* _GOAL OF THE EXERCISE_
Print the entries in full, word for word, but not the pictures.

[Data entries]
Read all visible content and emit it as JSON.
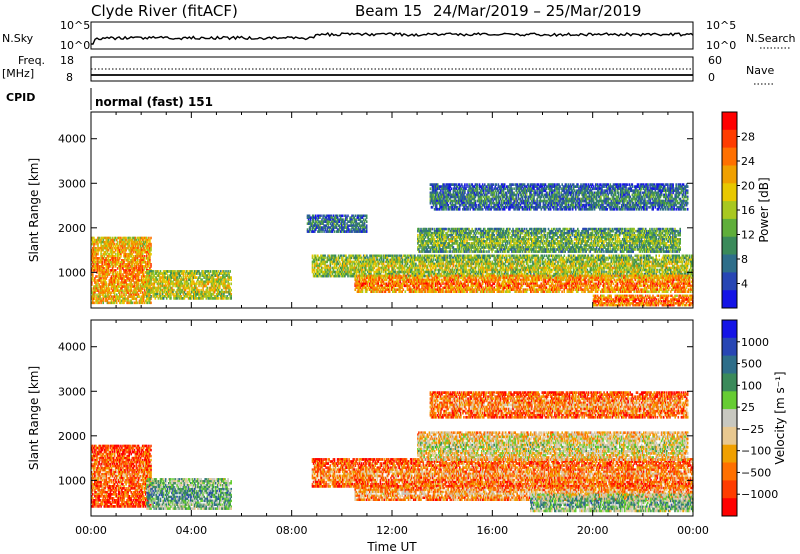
{
  "header": {
    "station": "Clyde River (fitACF)",
    "beam": "Beam 15",
    "dates": "24/Mar/2019 – 25/Mar/2019"
  },
  "top_panels": {
    "nsky_label": "N.Sky",
    "nsky_tick_top": "10^5",
    "nsky_tick_bottom": "10^0",
    "nsearch_label": "N.Search",
    "nsearch_tick_top": "10^5",
    "nsearch_tick_bottom": "10^0",
    "freq_label": "Freq.",
    "freq_unit": "[MHz]",
    "freq_tick_top": "18",
    "freq_tick_bottom": "8",
    "nave_label": "Nave",
    "nave_tick_top": "60",
    "nave_tick_bottom": "0",
    "cpid_label": "CPID",
    "cpid_value": "normal (fast) 151"
  },
  "chart_data": [
    {
      "type": "heatmap",
      "name": "power",
      "ylabel": "Slant Range [km]",
      "xlabel": "",
      "x_ticks": [
        "00:00",
        "04:00",
        "08:00",
        "12:00",
        "16:00",
        "20:00",
        "00:00"
      ],
      "y_ticks": [
        1000,
        2000,
        3000,
        4000
      ],
      "ylim": [
        200,
        4600
      ],
      "xlim_hours": [
        0,
        24
      ],
      "colorbar": {
        "label": "Power [dB]",
        "ticks": [
          "4",
          "8",
          "12",
          "16",
          "20",
          "24",
          "28"
        ],
        "range": [
          0,
          30
        ],
        "colors": [
          "#1414e6",
          "#2846b4",
          "#2e6e8a",
          "#3a8a5a",
          "#5fae3a",
          "#a8c820",
          "#e8c800",
          "#f0a000",
          "#ff7000",
          "#ff3c00",
          "#ff0000"
        ]
      },
      "bands": [
        {
          "t0": 0.0,
          "t1": 2.4,
          "r0": 300,
          "r1": 1800,
          "level": 0.75
        },
        {
          "t0": 2.2,
          "t1": 5.6,
          "r0": 400,
          "r1": 1050,
          "level": 0.6
        },
        {
          "t0": 8.8,
          "t1": 24.0,
          "r0": 900,
          "r1": 1400,
          "level": 0.55
        },
        {
          "t0": 10.5,
          "t1": 24.0,
          "r0": 550,
          "r1": 950,
          "level": 0.8
        },
        {
          "t0": 13.0,
          "t1": 23.5,
          "r0": 1450,
          "r1": 2000,
          "level": 0.45
        },
        {
          "t0": 8.6,
          "t1": 11.0,
          "r0": 1900,
          "r1": 2300,
          "level": 0.3
        },
        {
          "t0": 13.5,
          "t1": 23.8,
          "r0": 2400,
          "r1": 3000,
          "level": 0.3
        },
        {
          "t0": 20.0,
          "t1": 24.0,
          "r0": 250,
          "r1": 500,
          "level": 0.85
        }
      ]
    },
    {
      "type": "heatmap",
      "name": "velocity",
      "ylabel": "Slant Range [km]",
      "xlabel": "Time UT",
      "x_ticks": [
        "00:00",
        "04:00",
        "08:00",
        "12:00",
        "16:00",
        "20:00",
        "00:00"
      ],
      "y_ticks": [
        1000,
        2000,
        3000,
        4000
      ],
      "ylim": [
        200,
        4600
      ],
      "xlim_hours": [
        0,
        24
      ],
      "colorbar": {
        "label": "Velocity [m s⁻¹]",
        "ticks": [
          "1000",
          "500",
          "100",
          "25",
          "−25",
          "−100",
          "−500",
          "−1000"
        ],
        "range": [
          -1000,
          1000
        ],
        "colors": [
          "#ff0000",
          "#ff3c00",
          "#ff7000",
          "#f0a000",
          "#e8c890",
          "#c8c8c0",
          "#66cc33",
          "#3a8a5a",
          "#2e6e8a",
          "#2846b4",
          "#1414e6"
        ]
      },
      "bands": [
        {
          "t0": 0.0,
          "t1": 2.4,
          "r0": 400,
          "r1": 1800,
          "level": 0.25
        },
        {
          "t0": 2.2,
          "t1": 5.6,
          "r0": 350,
          "r1": 1050,
          "level": 0.7
        },
        {
          "t0": 8.8,
          "t1": 24.0,
          "r0": 850,
          "r1": 1500,
          "level": 0.3
        },
        {
          "t0": 10.5,
          "t1": 24.0,
          "r0": 550,
          "r1": 900,
          "level": 0.35
        },
        {
          "t0": 13.0,
          "t1": 23.8,
          "r0": 1450,
          "r1": 2100,
          "level": 0.5
        },
        {
          "t0": 13.5,
          "t1": 23.8,
          "r0": 2400,
          "r1": 3000,
          "level": 0.3
        },
        {
          "t0": 17.5,
          "t1": 24.0,
          "r0": 300,
          "r1": 700,
          "level": 0.65
        }
      ]
    }
  ]
}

* _ANSWER FOR THE TASK_
Read all visible content and emit it as JSON.
{
  "header": {
    "station": "Clyde River (fitACF)",
    "beam": "Beam 15",
    "dates": "24/Mar/2019 – 25/Mar/2019"
  },
  "top_panels": {
    "nsky_label": "N.Sky",
    "nsky_tick_top": "10^5",
    "nsky_tick_bottom": "10^0",
    "nsearch_label": "N.Search",
    "nsearch_tick_top": "10^5",
    "nsearch_tick_bottom": "10^0",
    "freq_label": "Freq.",
    "freq_unit": "[MHz]",
    "freq_tick_top": "18",
    "freq_tick_bottom": "8",
    "nave_label": "Nave",
    "nave_tick_top": "60",
    "nave_tick_bottom": "0",
    "cpid_label": "CPID",
    "cpid_value": "normal (fast) 151"
  },
  "chart_data": [
    {
      "type": "heatmap",
      "name": "power",
      "ylabel": "Slant Range [km]",
      "xlabel": "",
      "x_ticks": [
        "00:00",
        "04:00",
        "08:00",
        "12:00",
        "16:00",
        "20:00",
        "00:00"
      ],
      "y_ticks": [
        1000,
        2000,
        3000,
        4000
      ],
      "ylim": [
        200,
        4600
      ],
      "xlim_hours": [
        0,
        24
      ],
      "colorbar": {
        "label": "Power [dB]",
        "ticks": [
          "4",
          "8",
          "12",
          "16",
          "20",
          "24",
          "28"
        ],
        "range": [
          0,
          30
        ],
        "colors": [
          "#1414e6",
          "#2846b4",
          "#2e6e8a",
          "#3a8a5a",
          "#5fae3a",
          "#a8c820",
          "#e8c800",
          "#f0a000",
          "#ff7000",
          "#ff3c00",
          "#ff0000"
        ]
      },
      "bands": [
        {
          "t0": 0.0,
          "t1": 2.4,
          "r0": 300,
          "r1": 1800,
          "level": 0.75
        },
        {
          "t0": 2.2,
          "t1": 5.6,
          "r0": 400,
          "r1": 1050,
          "level": 0.6
        },
        {
          "t0": 8.8,
          "t1": 24.0,
          "r0": 900,
          "r1": 1400,
          "level": 0.55
        },
        {
          "t0": 10.5,
          "t1": 24.0,
          "r0": 550,
          "r1": 950,
          "level": 0.8
        },
        {
          "t0": 13.0,
          "t1": 23.5,
          "r0": 1450,
          "r1": 2000,
          "level": 0.45
        },
        {
          "t0": 8.6,
          "t1": 11.0,
          "r0": 1900,
          "r1": 2300,
          "level": 0.3
        },
        {
          "t0": 13.5,
          "t1": 23.8,
          "r0": 2400,
          "r1": 3000,
          "level": 0.3
        },
        {
          "t0": 20.0,
          "t1": 24.0,
          "r0": 250,
          "r1": 500,
          "level": 0.85
        }
      ]
    },
    {
      "type": "heatmap",
      "name": "velocity",
      "ylabel": "Slant Range [km]",
      "xlabel": "Time UT",
      "x_ticks": [
        "00:00",
        "04:00",
        "08:00",
        "12:00",
        "16:00",
        "20:00",
        "00:00"
      ],
      "y_ticks": [
        1000,
        2000,
        3000,
        4000
      ],
      "ylim": [
        200,
        4600
      ],
      "xlim_hours": [
        0,
        24
      ],
      "colorbar": {
        "label": "Velocity [m s⁻¹]",
        "ticks": [
          "1000",
          "500",
          "100",
          "25",
          "−25",
          "−100",
          "−500",
          "−1000"
        ],
        "range": [
          -1000,
          1000
        ],
        "colors": [
          "#ff0000",
          "#ff3c00",
          "#ff7000",
          "#f0a000",
          "#e8c890",
          "#c8c8c0",
          "#66cc33",
          "#3a8a5a",
          "#2e6e8a",
          "#2846b4",
          "#1414e6"
        ]
      },
      "bands": [
        {
          "t0": 0.0,
          "t1": 2.4,
          "r0": 400,
          "r1": 1800,
          "level": 0.25
        },
        {
          "t0": 2.2,
          "t1": 5.6,
          "r0": 350,
          "r1": 1050,
          "level": 0.7
        },
        {
          "t0": 8.8,
          "t1": 24.0,
          "r0": 850,
          "r1": 1500,
          "level": 0.3
        },
        {
          "t0": 10.5,
          "t1": 24.0,
          "r0": 550,
          "r1": 900,
          "level": 0.35
        },
        {
          "t0": 13.0,
          "t1": 23.8,
          "r0": 1450,
          "r1": 2100,
          "level": 0.5
        },
        {
          "t0": 13.5,
          "t1": 23.8,
          "r0": 2400,
          "r1": 3000,
          "level": 0.3
        },
        {
          "t0": 17.5,
          "t1": 24.0,
          "r0": 300,
          "r1": 700,
          "level": 0.65
        }
      ]
    }
  ]
}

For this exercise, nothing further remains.